▶ Given exercise 1:
In the records, rewrite everything from the start down to the line containing "rclose-input[interactable]: 1 [546,210,643,236]", replacing "expand-icon" with "toggle-icon" and leaving all else the same.

▶ Source document:
Dupor v. Schwegmann Bros. Giant Super Markets, Inc.

400 So. 2d 239 | La. Ct. App. | 1981

CHEHARDY, Judge.

Defendant, Schwegmann Brothers Giant Super Markets, Inc. (Schwegmann’s), appeals a district court judgment in favor of plaintiff, Joyce Hall Dupor, in the sum of $7,325.35 together with legal interest from date of judicial demand and for all costs of the proceedings.

This case arises from a slip and fall incident involving the plaintiff which occurred in front of Schwegmann’s on North Broad Street in New Orleans, on February 29, 1978. At a trial on the merits Dupor testified she had purchased a large amount of groceries and that after she exited from the store, she left her groceries at a booth in front of the store. There she received a number and a Schwegmann’s employee watched her groceries while she went to get her car. She then drove it to the loading area, where a Schwegmann employee assisted her by handing the bags over the railing to her. She said she then closed the car door and started to walk around the vehicle *240to get back in, when she fell forward at a point near the back part of the passenger side of the car and next to the iron railing of the booth. The plaintiff said that at the time of the incident she did not know what had caused her to fall and added she was assisted by employees of Schwegmann’s who took her back into the store, administered first aid, and wiped off a “substance” from under her shoes with paper towels.

Rita Alexander, an employee of the defendant who was stationed outside the store in the vicinity of the place where the accident occurred, testified by deposition that although she did not see Dupor fall, she saw her on the ground after she had fallen. Alexander also stated that after the plaintiff was taken inside the store, she saw a liquid of some kind on the ground where Dupor had fallen and which was later inspected by other store employees.

Donald Williams, a security officer at Schwegmann’s, testified by deposition that he first saw the plaintiff shortly after the accident, when she was brought to the security office. He stated that after he administered first aid to her he inspected the accident site located in front of the store and approximately 8 feet from the railing which prevents the shopping carts from being removed from the store. He added he found a “reddish” substance on the ground which he described as being more “slippery” than water and which was approximately 7 or 8 inches in diameter. He said he then called a porter to put cat litter on the substance. Williams also explained that the point where the accident occurred is not a parking lot but a “loading” area and that there are porters in the area to make sure the ground is kept cleared.

Defendant on appeal argues only that the plaintiff did not carry her burden of proof in the present case. We cannot agree.

In the case of Bolin v. National Tea Co., 359 So.2d 690 (La.App. 1st Cir. 1978), the court established that a storekeeper has a duty to keep areas away from the display areas of the store, such as a parking lot, in a reasonably safe condition and he may not permit hazardous conditions of which he has actual or constructive notice to exist.

▶ Provided material:
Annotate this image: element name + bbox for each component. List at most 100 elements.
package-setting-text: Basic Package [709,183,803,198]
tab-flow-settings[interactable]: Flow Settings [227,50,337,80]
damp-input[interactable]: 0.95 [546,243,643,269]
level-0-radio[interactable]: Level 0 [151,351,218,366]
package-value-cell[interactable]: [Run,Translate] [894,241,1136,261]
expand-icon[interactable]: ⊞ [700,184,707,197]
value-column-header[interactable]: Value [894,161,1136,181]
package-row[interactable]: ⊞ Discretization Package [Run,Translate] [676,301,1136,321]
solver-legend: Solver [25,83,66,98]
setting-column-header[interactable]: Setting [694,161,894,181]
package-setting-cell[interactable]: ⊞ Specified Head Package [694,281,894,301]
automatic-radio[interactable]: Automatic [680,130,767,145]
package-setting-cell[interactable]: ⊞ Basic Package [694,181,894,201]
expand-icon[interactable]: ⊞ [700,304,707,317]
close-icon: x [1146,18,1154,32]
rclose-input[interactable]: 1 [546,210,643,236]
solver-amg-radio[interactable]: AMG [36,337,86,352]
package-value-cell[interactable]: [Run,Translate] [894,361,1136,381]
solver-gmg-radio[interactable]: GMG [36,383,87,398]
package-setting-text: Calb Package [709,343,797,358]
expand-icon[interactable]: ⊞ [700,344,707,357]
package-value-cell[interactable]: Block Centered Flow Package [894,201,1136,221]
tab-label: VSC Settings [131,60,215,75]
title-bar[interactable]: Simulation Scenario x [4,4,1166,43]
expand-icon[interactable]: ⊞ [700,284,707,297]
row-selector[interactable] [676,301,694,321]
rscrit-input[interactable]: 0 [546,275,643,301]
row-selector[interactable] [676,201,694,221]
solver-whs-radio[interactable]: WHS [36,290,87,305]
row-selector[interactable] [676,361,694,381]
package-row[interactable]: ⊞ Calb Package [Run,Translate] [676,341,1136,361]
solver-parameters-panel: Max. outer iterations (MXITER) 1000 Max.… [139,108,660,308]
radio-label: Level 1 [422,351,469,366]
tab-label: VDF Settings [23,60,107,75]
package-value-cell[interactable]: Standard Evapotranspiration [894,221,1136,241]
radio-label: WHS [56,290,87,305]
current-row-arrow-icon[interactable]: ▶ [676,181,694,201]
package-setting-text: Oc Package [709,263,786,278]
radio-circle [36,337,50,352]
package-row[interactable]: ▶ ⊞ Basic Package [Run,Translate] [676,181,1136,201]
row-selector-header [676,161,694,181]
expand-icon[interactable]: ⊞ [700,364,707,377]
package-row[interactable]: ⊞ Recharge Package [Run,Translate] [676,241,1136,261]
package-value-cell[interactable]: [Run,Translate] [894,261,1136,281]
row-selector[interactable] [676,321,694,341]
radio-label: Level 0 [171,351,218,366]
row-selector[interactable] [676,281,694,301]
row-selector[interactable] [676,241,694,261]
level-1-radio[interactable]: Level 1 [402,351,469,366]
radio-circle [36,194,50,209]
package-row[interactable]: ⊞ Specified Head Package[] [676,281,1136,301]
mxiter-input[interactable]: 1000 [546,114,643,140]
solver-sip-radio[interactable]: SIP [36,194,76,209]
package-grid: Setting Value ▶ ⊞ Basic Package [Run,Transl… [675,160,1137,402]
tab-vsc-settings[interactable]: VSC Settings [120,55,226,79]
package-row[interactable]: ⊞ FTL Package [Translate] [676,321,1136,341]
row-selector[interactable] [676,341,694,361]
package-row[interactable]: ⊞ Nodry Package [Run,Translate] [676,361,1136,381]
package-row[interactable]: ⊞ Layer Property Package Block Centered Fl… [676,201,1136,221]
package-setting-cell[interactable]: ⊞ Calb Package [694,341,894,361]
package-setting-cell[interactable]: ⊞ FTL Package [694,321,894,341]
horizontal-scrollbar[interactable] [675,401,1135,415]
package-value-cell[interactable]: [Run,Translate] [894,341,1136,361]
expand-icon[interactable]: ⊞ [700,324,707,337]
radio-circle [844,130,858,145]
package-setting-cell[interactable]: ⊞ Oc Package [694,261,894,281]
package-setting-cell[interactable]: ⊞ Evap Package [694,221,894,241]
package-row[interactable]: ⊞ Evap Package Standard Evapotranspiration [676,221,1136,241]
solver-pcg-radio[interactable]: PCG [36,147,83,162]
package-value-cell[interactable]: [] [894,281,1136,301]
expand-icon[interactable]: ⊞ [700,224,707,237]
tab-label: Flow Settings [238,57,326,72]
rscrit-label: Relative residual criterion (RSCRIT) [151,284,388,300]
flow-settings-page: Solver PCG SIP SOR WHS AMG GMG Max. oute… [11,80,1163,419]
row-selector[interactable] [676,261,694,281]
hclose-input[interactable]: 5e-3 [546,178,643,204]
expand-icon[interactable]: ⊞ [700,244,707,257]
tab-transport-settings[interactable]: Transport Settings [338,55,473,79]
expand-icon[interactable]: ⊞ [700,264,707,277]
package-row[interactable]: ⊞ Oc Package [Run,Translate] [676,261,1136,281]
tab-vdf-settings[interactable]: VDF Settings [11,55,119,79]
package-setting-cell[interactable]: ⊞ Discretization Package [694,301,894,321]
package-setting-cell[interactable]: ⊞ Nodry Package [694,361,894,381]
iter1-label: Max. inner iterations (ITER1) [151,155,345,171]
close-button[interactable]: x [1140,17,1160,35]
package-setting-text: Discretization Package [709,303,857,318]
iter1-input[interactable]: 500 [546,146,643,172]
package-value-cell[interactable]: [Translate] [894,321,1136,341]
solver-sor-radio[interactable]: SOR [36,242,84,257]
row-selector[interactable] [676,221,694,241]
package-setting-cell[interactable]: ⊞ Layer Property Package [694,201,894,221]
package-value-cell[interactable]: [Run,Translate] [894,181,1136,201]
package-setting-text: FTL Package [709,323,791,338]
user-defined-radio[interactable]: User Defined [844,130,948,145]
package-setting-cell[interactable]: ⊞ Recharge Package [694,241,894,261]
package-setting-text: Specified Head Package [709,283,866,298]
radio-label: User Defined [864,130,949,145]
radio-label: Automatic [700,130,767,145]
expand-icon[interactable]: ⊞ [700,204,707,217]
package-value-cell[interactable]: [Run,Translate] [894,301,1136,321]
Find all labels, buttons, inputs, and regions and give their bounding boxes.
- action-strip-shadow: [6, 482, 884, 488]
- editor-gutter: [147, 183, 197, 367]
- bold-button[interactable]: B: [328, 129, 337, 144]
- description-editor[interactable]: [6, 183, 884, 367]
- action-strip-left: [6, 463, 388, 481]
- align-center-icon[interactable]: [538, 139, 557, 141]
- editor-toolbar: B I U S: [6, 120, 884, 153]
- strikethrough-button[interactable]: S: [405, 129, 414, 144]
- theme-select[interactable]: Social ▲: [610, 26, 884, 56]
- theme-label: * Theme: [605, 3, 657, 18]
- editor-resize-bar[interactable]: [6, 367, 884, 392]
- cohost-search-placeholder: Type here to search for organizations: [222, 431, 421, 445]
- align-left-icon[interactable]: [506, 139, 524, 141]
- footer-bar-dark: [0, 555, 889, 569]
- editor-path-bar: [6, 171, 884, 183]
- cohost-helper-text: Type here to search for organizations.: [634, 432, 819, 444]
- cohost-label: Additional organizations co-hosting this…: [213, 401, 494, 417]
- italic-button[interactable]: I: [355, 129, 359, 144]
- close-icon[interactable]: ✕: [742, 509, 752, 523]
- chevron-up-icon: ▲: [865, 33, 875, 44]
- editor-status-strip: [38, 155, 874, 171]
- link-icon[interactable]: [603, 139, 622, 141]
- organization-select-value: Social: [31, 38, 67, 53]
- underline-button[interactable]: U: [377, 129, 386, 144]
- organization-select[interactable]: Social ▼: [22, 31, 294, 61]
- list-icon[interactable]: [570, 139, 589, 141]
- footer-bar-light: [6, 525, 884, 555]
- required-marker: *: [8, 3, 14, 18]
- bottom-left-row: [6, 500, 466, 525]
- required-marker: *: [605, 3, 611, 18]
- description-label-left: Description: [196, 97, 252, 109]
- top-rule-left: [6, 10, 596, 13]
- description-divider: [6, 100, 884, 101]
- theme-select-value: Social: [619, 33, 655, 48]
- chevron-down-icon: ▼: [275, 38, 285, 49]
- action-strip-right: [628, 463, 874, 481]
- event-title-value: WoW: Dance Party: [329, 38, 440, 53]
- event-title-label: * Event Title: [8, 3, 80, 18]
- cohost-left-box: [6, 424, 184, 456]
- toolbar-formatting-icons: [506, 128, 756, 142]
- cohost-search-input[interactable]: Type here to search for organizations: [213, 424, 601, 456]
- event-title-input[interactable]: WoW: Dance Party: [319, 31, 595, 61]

▶ Given exercise 2:
In the court opinion on the supermarket slip-and-fall case, how did the security officer describe the color of the substance he found on the ground?

▶ Task response 1:
Annotate this image: element name + bbox for each component. List at most 100 elements.
package-setting-text: Basic Package [709,183,803,198]
tab-flow-settings[interactable]: Flow Settings [227,50,337,80]
damp-input[interactable]: 0.95 [546,243,643,269]
level-0-radio[interactable]: Level 0 [151,351,218,366]
package-value-cell[interactable]: [Run,Translate] [894,241,1136,261]
toggle-icon[interactable]: ⊞ [700,184,707,197]
value-column-header[interactable]: Value [894,161,1136,181]
package-row[interactable]: ⊞ Discretization Package [Run,Translate] [676,301,1136,321]
solver-legend: Solver [25,83,66,98]
setting-column-header[interactable]: Setting [694,161,894,181]
package-setting-cell[interactable]: ⊞ Specified Head Package [694,281,894,301]
automatic-radio[interactable]: Automatic [680,130,767,145]
package-setting-cell[interactable]: ⊞ Basic Package [694,181,894,201]
toggle-icon[interactable]: ⊞ [700,304,707,317]
close-icon: x [1146,18,1154,32]
rclose-input[interactable]: 1 [546,210,643,236]

▶ Task response 2:
He described it as "reddish."